Goal -> Exclude images, then output the remaining data verbatim.

Extracted information ->
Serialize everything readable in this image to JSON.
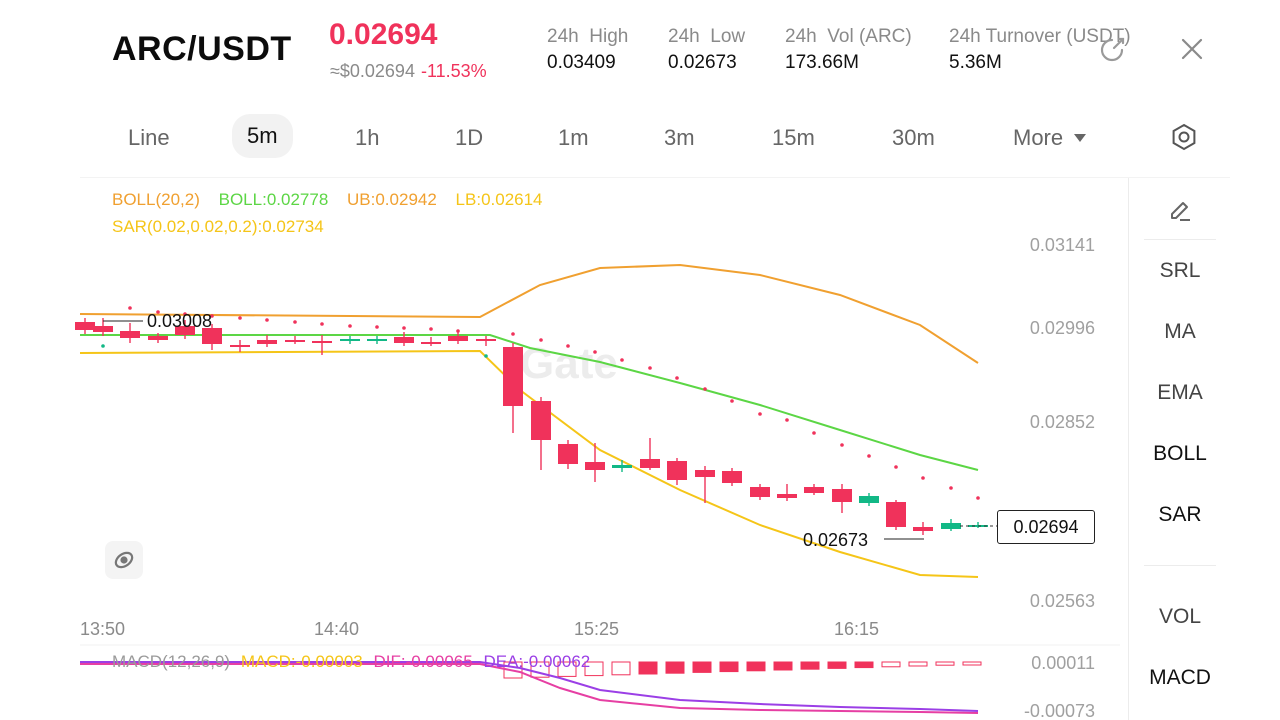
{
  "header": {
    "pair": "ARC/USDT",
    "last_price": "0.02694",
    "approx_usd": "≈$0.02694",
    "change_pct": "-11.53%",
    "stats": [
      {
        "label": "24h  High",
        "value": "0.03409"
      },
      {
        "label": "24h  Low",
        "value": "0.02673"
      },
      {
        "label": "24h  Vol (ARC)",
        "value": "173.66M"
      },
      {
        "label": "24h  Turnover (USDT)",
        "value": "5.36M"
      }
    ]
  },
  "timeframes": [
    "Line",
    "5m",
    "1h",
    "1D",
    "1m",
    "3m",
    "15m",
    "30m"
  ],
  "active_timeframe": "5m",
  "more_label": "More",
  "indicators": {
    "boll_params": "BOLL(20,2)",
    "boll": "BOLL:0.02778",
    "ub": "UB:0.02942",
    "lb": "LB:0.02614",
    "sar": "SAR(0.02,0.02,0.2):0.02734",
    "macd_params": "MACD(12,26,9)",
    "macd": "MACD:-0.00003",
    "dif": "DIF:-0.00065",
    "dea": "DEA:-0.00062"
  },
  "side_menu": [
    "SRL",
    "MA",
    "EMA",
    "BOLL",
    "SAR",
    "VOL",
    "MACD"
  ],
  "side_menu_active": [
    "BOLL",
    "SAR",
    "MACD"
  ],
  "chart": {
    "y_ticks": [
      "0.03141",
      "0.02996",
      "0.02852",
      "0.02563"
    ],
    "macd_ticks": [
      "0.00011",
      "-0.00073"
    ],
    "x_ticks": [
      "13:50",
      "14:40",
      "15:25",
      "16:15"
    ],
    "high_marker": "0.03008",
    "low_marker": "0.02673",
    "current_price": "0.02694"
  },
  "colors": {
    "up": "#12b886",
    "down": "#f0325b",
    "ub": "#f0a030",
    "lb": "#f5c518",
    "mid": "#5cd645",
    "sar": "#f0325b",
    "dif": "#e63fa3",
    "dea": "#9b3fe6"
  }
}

Response to this task ->
Serialize everything readable in this image to JSON.
{
  "header": {
    "pair": "ARC/USDT",
    "last_price": "0.02694",
    "approx_usd": "≈$0.02694",
    "change_pct": "-11.53%",
    "stats": [
      {
        "label": "24h  High",
        "value": "0.03409"
      },
      {
        "label": "24h  Low",
        "value": "0.02673"
      },
      {
        "label": "24h  Vol (ARC)",
        "value": "173.66M"
      },
      {
        "label": "24h  Turnover (USDT)",
        "value": "5.36M"
      }
    ]
  },
  "timeframes": [
    "Line",
    "5m",
    "1h",
    "1D",
    "1m",
    "3m",
    "15m",
    "30m"
  ],
  "active_timeframe": "5m",
  "more_label": "More",
  "indicators": {
    "boll_params": "BOLL(20,2)",
    "boll": "BOLL:0.02778",
    "ub": "UB:0.02942",
    "lb": "LB:0.02614",
    "sar": "SAR(0.02,0.02,0.2):0.02734",
    "macd_params": "MACD(12,26,9)",
    "macd": "MACD:-0.00003",
    "dif": "DIF:-0.00065",
    "dea": "DEA:-0.00062"
  },
  "side_menu": [
    "SRL",
    "MA",
    "EMA",
    "BOLL",
    "SAR",
    "VOL",
    "MACD"
  ],
  "side_menu_active": [
    "BOLL",
    "SAR",
    "MACD"
  ],
  "chart": {
    "y_ticks": [
      "0.03141",
      "0.02996",
      "0.02852",
      "0.02563"
    ],
    "macd_ticks": [
      "0.00011",
      "-0.00073"
    ],
    "x_ticks": [
      "13:50",
      "14:40",
      "15:25",
      "16:15"
    ],
    "high_marker": "0.03008",
    "low_marker": "0.02673",
    "current_price": "0.02694"
  },
  "colors": {
    "up": "#12b886",
    "down": "#f0325b",
    "ub": "#f0a030",
    "lb": "#f5c518",
    "mid": "#5cd645",
    "sar": "#f0325b",
    "dif": "#e63fa3",
    "dea": "#9b3fe6"
  }
}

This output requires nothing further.